Figure record extracts:
──────

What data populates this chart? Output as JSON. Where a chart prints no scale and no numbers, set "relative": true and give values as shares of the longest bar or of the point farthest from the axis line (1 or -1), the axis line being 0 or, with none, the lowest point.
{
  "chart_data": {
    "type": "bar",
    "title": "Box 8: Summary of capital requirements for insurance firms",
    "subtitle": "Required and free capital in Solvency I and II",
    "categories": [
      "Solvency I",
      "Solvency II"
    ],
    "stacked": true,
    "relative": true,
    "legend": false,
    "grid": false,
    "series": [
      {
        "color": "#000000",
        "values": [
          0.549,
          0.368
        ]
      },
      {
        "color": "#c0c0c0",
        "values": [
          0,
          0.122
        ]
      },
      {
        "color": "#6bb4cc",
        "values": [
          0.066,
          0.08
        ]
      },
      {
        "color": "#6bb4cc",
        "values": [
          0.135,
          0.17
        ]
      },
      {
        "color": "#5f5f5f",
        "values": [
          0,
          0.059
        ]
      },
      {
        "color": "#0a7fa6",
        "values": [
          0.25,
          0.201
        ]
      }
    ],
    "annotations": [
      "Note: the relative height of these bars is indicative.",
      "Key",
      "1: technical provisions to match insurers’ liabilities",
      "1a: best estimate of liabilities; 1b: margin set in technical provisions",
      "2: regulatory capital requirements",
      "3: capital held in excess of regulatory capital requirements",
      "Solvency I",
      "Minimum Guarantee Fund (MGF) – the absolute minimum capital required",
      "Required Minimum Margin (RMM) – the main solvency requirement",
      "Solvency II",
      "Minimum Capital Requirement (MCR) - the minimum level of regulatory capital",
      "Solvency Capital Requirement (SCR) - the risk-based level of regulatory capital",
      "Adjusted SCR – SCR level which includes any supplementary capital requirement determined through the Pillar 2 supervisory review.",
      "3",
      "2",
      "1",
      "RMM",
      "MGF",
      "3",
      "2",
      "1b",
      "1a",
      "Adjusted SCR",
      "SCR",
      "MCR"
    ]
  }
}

──────

• **Task description**
Return every record, word for word.

• **Completed exercise**
What data populates this chart? Output as JSON. Where a chart prints no scale and no numbers, set "relative": true and give values as shares of the longest bar or of the point farthest from the axis line (1 or -1), the axis line being 0 or, with none, the lowest point.
{
  "chart_data": {
    "type": "bar",
    "title": "Box 8: Summary of capital requirements for insurance firms",
    "subtitle": "Required and free capital in Solvency I and II",
    "categories": [
      "Solvency I",
      "Solvency II"
    ],
    "stacked": true,
    "relative": true,
    "legend": false,
    "grid": false,
    "series": [
      {
        "color": "#000000",
        "values": [
          0.549,
          0.368
        ]
      },
      {
        "color": "#c0c0c0",
        "values": [
          0,
          0.122
        ]
      },
      {
        "color": "#6bb4cc",
        "values": [
          0.066,
          0.08
        ]
      },
      {
        "color": "#6bb4cc",
        "values": [
          0.135,
          0.17
        ]
      },
      {
        "color": "#5f5f5f",
        "values": [
          0,
          0.059
        ]
      },
      {
        "color": "#0a7fa6",
        "values": [
          0.25,
          0.201
        ]
      }
    ],
    "annotations": [
      "Note: the relative height of these bars is indicative.",
      "Key",
      "1: technical provisions to match insurers’ liabilities",
      "1a: best estimate of liabilities; 1b: margin set in technical provisions",
      "2: regulatory capital requirements",
      "3: capital held in excess of regulatory capital requirements",
      "Solvency I",
      "Minimum Guarantee Fund (MGF) – the absolute minimum capital required",
      "Required Minimum Margin (RMM) – the main solvency requirement",
      "Solvency II",
      "Minimum Capital Requirement (MCR) - the minimum level of regulatory capital",
      "Solvency Capital Requirement (SCR) - the risk-based level of regulatory capital",
      "Adjusted SCR – SCR level which includes any supplementary capital requirement determined through the Pillar 2 supervisory review.",
      "3",
      "2",
      "1",
      "RMM",
      "MGF",
      "3",
      "2",
      "1b",
      "1a",
      "Adjusted SCR",
      "SCR",
      "MCR"
    ]
  }
}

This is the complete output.